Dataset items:
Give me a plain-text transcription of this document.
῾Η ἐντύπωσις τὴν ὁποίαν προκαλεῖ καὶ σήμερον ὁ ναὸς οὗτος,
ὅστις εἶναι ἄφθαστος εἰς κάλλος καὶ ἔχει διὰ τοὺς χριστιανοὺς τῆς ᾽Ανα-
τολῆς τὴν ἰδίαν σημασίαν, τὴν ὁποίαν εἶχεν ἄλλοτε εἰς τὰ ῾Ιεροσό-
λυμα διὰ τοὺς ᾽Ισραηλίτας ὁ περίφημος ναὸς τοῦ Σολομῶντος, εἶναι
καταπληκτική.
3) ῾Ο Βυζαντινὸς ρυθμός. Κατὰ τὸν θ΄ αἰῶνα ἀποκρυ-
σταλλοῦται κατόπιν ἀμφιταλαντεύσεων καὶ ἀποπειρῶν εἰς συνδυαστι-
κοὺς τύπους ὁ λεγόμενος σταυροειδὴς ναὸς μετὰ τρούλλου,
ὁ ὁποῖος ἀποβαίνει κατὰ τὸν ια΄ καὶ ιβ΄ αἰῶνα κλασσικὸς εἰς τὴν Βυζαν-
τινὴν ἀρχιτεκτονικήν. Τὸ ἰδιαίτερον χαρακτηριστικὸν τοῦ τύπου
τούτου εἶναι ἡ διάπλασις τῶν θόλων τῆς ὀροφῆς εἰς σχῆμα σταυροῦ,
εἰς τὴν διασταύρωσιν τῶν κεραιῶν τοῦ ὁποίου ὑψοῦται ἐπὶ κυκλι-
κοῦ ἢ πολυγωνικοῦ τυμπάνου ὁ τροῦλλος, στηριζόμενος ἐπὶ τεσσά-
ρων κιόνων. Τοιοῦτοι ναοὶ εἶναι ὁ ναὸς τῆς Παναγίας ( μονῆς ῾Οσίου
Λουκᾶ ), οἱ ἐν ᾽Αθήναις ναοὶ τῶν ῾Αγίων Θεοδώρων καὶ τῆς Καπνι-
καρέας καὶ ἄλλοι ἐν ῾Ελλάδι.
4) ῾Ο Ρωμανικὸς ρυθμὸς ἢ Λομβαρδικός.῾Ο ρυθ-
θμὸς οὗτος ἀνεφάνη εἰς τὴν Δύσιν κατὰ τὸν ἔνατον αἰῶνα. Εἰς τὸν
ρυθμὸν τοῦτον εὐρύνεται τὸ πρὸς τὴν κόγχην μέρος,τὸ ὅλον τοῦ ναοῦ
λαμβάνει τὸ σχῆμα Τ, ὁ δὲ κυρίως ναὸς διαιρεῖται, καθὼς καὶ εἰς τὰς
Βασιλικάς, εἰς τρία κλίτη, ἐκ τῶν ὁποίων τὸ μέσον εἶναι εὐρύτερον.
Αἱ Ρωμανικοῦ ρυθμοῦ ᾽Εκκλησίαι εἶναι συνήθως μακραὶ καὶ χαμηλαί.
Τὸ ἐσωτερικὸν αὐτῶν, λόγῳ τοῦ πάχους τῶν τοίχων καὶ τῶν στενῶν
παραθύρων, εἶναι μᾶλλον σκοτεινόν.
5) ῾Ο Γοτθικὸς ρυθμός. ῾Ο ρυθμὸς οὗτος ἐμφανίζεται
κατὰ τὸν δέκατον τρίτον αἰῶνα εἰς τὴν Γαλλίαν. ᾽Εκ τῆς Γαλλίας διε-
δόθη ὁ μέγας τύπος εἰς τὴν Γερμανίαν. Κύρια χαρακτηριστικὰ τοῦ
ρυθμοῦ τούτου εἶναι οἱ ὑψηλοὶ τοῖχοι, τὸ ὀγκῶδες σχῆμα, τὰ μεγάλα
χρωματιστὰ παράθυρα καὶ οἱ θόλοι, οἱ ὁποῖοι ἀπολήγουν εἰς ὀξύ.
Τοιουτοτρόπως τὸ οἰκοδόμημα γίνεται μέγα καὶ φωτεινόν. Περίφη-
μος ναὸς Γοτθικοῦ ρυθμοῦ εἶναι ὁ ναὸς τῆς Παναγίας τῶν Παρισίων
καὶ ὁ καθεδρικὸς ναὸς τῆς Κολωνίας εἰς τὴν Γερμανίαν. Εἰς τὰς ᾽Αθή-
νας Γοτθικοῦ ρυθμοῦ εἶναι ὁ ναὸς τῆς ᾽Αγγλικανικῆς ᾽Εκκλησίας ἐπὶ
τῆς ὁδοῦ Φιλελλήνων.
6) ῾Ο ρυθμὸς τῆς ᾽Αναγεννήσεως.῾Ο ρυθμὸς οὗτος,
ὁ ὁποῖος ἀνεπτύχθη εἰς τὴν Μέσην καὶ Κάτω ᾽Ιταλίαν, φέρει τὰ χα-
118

Task directions:
Identify and copy all lines with the word "ρυθμοῦ".

Answer to the problem:
Αἱ Ρωμανικοῦ ρυθμοῦ ᾽Εκκλησίαι εἶναι συνήθως μακραὶ καὶ χαμηλαί.
ρυθμοῦ τούτου εἶναι οἱ ὑψηλοὶ τοῖχοι, τὸ ὀγκῶδες σχῆμα, τὰ μεγάλα
μος ναὸς Γοτθικοῦ ρυθμοῦ εἶναι ὁ ναὸς τῆς Παναγίας τῶν Παρισίων
νας Γοτθικοῦ ρυθμοῦ εἶναι ὁ ναὸς τῆς ᾽Αγγλικανικῆς ᾽Εκκλησίας ἐπὶ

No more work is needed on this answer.